- _TASK STATEMENT_
Search the listing for "this" and copy every line where it appears.

(Saved entries)

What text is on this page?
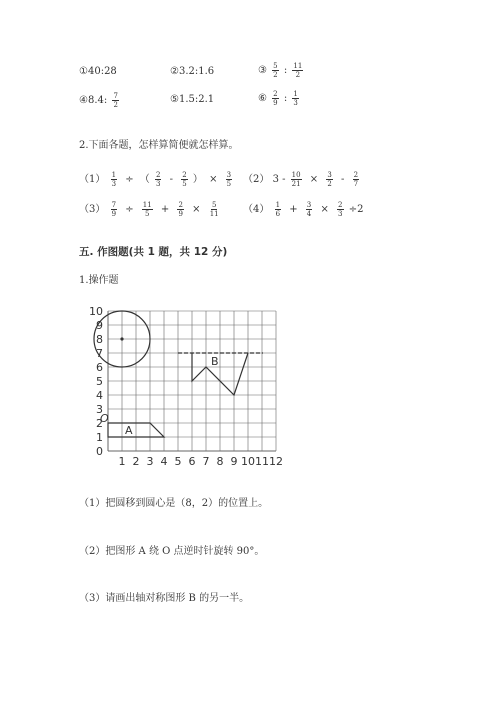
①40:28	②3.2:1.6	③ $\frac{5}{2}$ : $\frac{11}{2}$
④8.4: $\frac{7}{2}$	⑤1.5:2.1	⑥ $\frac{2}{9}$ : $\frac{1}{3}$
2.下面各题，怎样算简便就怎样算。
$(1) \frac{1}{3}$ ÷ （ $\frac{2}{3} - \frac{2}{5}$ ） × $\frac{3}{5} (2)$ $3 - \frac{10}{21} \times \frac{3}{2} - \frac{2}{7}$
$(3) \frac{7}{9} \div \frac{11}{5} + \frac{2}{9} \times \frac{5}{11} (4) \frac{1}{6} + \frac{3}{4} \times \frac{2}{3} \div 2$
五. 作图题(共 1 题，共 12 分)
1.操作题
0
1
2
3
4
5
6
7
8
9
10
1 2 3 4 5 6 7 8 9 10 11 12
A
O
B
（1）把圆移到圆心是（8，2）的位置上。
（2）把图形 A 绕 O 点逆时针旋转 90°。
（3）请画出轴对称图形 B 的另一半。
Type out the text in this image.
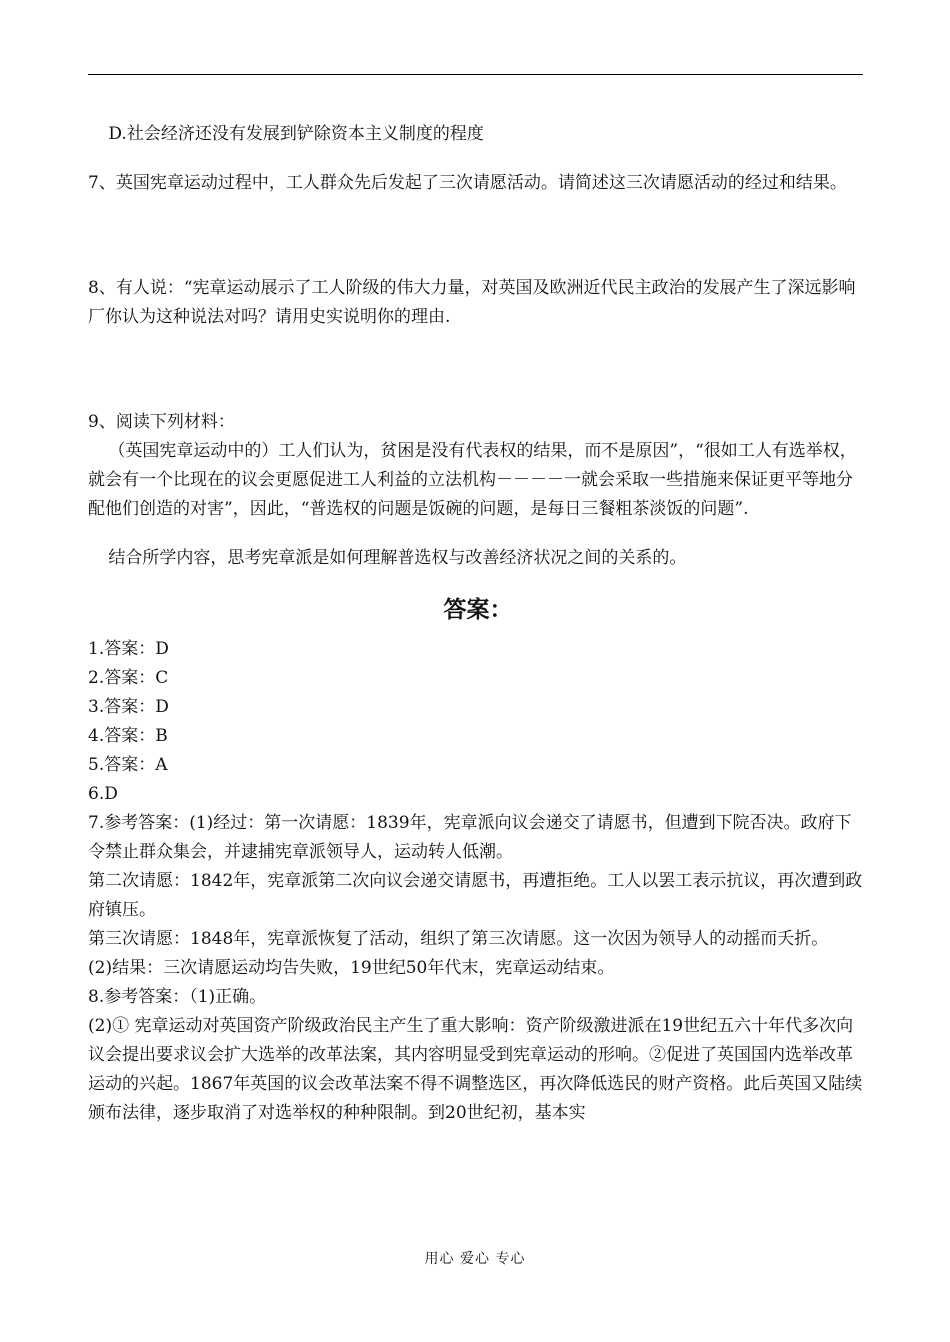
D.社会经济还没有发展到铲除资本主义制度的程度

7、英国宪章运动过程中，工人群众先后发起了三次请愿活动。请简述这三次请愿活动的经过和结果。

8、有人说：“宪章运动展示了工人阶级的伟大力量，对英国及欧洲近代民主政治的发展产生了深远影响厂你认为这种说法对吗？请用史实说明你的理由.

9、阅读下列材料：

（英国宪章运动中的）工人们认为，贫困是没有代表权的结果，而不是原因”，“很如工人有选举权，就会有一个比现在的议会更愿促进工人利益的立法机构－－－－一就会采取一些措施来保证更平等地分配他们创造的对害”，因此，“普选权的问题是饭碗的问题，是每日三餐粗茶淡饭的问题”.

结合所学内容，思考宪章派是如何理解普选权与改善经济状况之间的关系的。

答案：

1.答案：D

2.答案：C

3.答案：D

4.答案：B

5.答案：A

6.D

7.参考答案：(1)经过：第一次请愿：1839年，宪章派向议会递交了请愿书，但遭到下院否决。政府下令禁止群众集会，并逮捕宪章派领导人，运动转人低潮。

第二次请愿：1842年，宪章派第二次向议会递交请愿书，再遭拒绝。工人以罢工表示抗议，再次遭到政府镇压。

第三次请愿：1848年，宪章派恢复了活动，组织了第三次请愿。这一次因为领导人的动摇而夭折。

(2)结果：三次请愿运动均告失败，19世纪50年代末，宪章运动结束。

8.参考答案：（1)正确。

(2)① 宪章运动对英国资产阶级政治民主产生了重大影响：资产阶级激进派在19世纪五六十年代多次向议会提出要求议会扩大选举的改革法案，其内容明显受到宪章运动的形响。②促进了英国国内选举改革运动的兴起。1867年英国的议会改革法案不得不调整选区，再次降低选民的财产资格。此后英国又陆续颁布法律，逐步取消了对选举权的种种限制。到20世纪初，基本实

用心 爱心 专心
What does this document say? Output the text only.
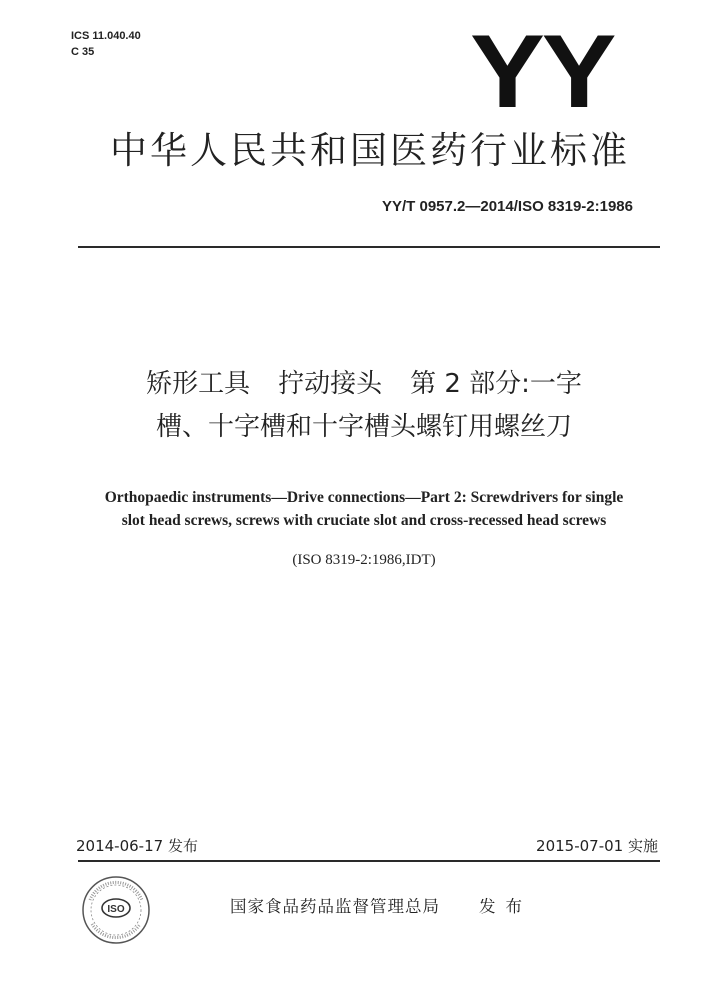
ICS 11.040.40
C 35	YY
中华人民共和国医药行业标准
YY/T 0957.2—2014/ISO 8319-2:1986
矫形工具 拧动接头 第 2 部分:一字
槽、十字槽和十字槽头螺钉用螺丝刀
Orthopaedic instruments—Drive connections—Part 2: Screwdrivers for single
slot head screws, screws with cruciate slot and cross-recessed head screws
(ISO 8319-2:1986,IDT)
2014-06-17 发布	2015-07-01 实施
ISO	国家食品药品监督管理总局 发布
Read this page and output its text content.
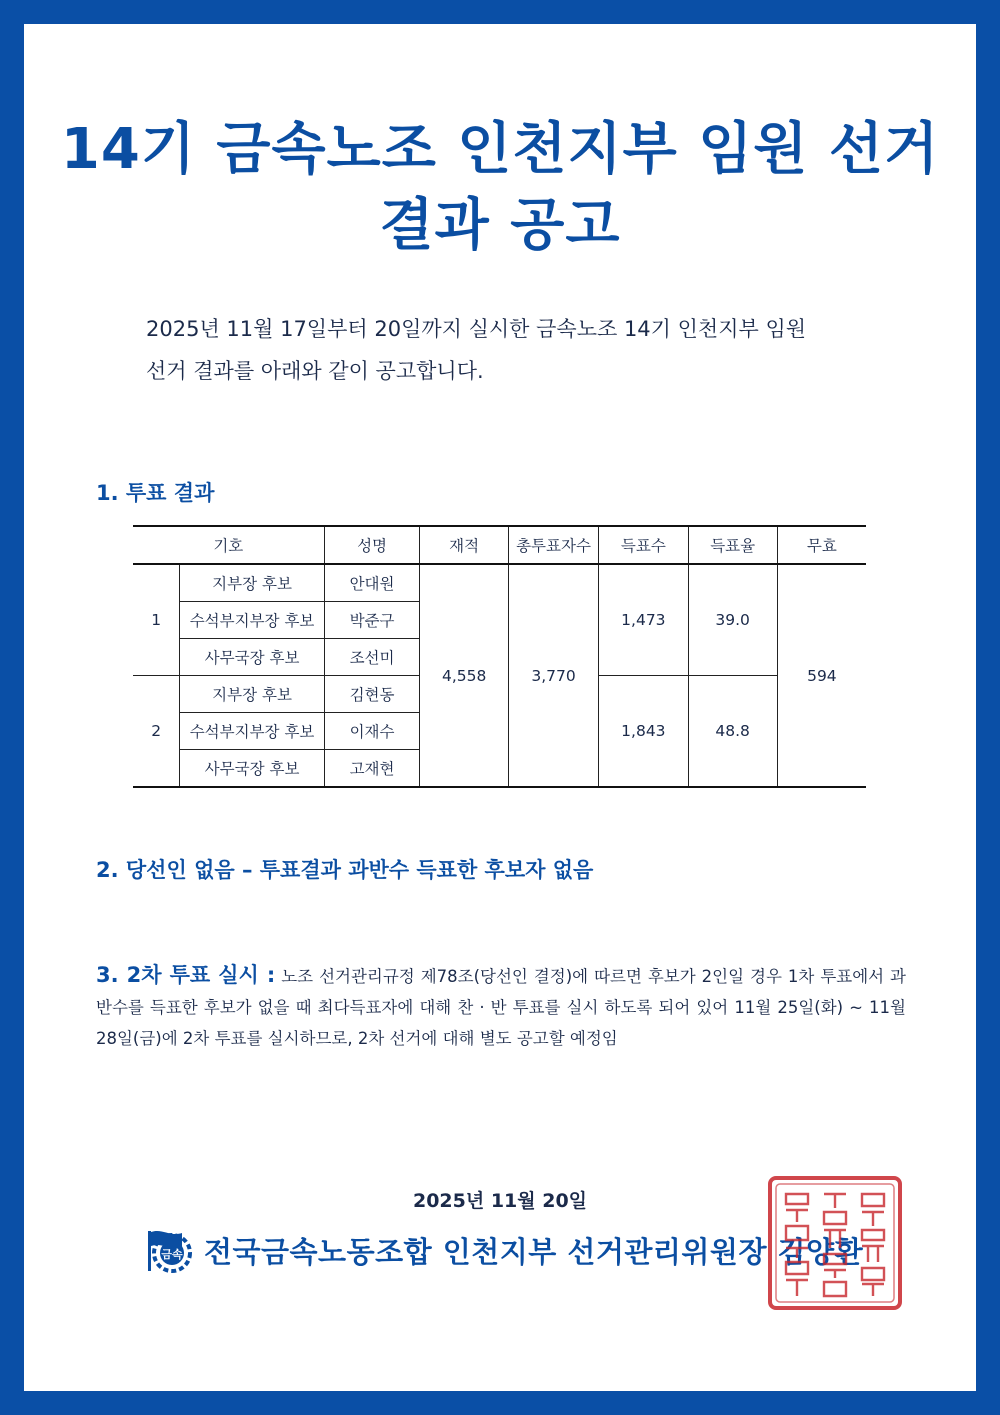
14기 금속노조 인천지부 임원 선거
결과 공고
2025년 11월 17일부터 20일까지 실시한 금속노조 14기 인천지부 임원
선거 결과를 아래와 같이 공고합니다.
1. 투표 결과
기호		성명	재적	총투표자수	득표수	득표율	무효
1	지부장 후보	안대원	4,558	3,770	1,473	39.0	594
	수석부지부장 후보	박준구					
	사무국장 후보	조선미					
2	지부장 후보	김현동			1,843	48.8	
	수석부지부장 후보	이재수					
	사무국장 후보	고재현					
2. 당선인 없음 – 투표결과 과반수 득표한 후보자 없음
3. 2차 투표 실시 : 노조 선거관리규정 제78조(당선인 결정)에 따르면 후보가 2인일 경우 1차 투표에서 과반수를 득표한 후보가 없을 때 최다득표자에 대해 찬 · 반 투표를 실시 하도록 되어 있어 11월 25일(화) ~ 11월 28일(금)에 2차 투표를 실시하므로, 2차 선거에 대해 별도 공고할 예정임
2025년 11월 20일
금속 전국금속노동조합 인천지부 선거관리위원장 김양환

- _TASK RESULT_
What text is on this page?
Type out the text in this image.
What does this document say? Output the text only.
Read this page and output its text content.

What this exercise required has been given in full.